### TO DO:
Every line of the data must be copied exactly.

### DATA EXCERPTS:
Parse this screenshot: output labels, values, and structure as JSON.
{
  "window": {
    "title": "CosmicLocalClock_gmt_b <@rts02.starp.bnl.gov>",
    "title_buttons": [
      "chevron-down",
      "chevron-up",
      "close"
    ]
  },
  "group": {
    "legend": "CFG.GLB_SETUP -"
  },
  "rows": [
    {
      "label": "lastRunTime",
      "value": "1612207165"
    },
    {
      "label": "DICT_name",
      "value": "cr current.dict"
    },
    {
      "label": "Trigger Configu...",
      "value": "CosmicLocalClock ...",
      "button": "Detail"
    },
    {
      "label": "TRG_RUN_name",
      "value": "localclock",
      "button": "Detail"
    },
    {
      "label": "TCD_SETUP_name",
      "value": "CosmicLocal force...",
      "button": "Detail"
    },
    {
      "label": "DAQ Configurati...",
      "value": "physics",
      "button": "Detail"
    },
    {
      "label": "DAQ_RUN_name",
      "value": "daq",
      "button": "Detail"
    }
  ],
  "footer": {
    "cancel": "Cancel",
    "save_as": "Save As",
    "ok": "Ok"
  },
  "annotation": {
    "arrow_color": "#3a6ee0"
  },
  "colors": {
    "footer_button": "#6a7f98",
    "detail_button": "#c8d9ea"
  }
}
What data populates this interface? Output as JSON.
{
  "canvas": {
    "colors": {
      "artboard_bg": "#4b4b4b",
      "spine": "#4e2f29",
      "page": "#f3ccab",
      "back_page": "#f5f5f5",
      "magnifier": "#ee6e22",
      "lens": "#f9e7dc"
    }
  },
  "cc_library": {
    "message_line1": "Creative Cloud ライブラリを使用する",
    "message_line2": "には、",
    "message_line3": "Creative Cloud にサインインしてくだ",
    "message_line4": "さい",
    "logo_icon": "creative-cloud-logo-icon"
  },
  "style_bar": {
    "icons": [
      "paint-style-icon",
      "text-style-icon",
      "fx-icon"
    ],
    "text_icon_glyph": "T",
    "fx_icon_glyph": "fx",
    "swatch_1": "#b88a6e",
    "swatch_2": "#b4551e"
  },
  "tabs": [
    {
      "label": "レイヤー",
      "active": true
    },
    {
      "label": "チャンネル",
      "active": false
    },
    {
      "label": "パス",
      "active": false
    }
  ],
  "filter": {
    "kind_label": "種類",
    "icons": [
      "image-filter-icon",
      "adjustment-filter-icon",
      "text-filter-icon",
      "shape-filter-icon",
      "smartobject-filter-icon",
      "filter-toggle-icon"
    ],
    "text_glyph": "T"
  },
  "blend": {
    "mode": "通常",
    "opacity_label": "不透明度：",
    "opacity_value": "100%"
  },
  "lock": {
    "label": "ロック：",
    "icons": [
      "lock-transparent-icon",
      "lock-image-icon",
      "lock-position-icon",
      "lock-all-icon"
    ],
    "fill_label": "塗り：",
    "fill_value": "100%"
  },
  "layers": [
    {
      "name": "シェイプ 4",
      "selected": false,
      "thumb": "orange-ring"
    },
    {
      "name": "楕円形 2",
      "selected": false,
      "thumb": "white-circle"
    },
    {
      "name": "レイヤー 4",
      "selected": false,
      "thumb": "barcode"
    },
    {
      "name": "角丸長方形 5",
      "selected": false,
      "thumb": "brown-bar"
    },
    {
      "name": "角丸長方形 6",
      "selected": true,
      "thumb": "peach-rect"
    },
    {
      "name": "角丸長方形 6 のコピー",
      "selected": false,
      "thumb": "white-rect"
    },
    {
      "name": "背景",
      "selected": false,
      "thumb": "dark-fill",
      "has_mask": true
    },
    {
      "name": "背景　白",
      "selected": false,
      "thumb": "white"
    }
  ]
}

### SOLUTION TO THIS EXERCISE:
Parse this screenshot: output labels, values, and structure as JSON.
{
  "window": {
    "title": "CosmicLocalClock_gmt_b <@rts02.starp.bnl.gov>",
    "title_buttons": [
      "chevron-down",
      "chevron-up",
      "close"
    ]
  },
  "group": {
    "legend": "CFG.GLB_SETUP -"
  },
  "rows": [
    {
      "label": "lastRunTime",
      "value": "1612207165"
    },
    {
      "label": "DICT_name",
      "value": "cr current.dict"
    },
    {
      "label": "Trigger Configu...",
      "value": "CosmicLocalClock ...",
      "button": "Detail"
    },
    {
      "label": "TRG_RUN_name",
      "value": "localclock",
      "button": "Detail"
    },
    {
      "label": "TCD_SETUP_name",
      "value": "CosmicLocal force...",
      "button": "Detail"
    },
    {
      "label": "DAQ Configurati...",
      "value": "physics",
      "button": "Detail"
    },
    {
      "label": "DAQ_RUN_name",
      "value": "daq",
      "button": "Detail"
    }
  ],
  "footer": {
    "cancel": "Cancel",
    "save_as": "Save As",
    "ok": "Ok"
  },
  "annotation": {
    "arrow_color": "#3a6ee0"
  },
  "colors": {
    "footer_button": "#6a7f98",
    "detail_button": "#c8d9ea"
  }
}
What data populates this interface? Output as JSON.
{
  "canvas": {
    "colors": {
      "artboard_bg": "#4b4b4b",
      "spine": "#4e2f29",
      "page": "#f3ccab",
      "back_page": "#f5f5f5",
      "magnifier": "#ee6e22",
      "lens": "#f9e7dc"
    }
  },
  "cc_library": {
    "message_line1": "Creative Cloud ライブラリを使用する",
    "message_line2": "には、",
    "message_line3": "Creative Cloud にサインインしてくだ",
    "message_line4": "さい",
    "logo_icon": "creative-cloud-logo-icon"
  },
  "style_bar": {
    "icons": [
      "paint-style-icon",
      "text-style-icon",
      "fx-icon"
    ],
    "text_icon_glyph": "T",
    "fx_icon_glyph": "fx",
    "swatch_1": "#b88a6e",
    "swatch_2": "#b4551e"
  },
  "tabs": [
    {
      "label": "レイヤー",
      "active": true
    },
    {
      "label": "チャンネル",
      "active": false
    },
    {
      "label": "パス",
      "active": false
    }
  ],
  "filter": {
    "kind_label": "種類",
    "icons": [
      "image-filter-icon",
      "adjustment-filter-icon",
      "text-filter-icon",
      "shape-filter-icon",
      "smartobject-filter-icon",
      "filter-toggle-icon"
    ],
    "text_glyph": "T"
  },
  "blend": {
    "mode": "通常",
    "opacity_label": "不透明度：",
    "opacity_value": "100%"
  },
  "lock": {
    "label": "ロック：",
    "icons": [
      "lock-transparent-icon",
      "lock-image-icon",
      "lock-position-icon",
      "lock-all-icon"
    ],
    "fill_label": "塗り：",
    "fill_value": "100%"
  },
  "layers": [
    {
      "name": "シェイプ 4",
      "selected": false,
      "thumb": "orange-ring"
    },
    {
      "name": "楕円形 2",
      "selected": false,
      "thumb": "white-circle"
    },
    {
      "name": "レイヤー 4",
      "selected": false,
      "thumb": "barcode"
    },
    {
      "name": "角丸長方形 5",
      "selected": false,
      "thumb": "brown-bar"
    },
    {
      "name": "角丸長方形 6",
      "selected": true,
      "thumb": "peach-rect"
    },
    {
      "name": "角丸長方形 6 のコピー",
      "selected": false,
      "thumb": "white-rect"
    },
    {
      "name": "背景",
      "selected": false,
      "thumb": "dark-fill",
      "has_mask": true
    },
    {
      "name": "背景　白",
      "selected": false,
      "thumb": "white"
    }
  ]
}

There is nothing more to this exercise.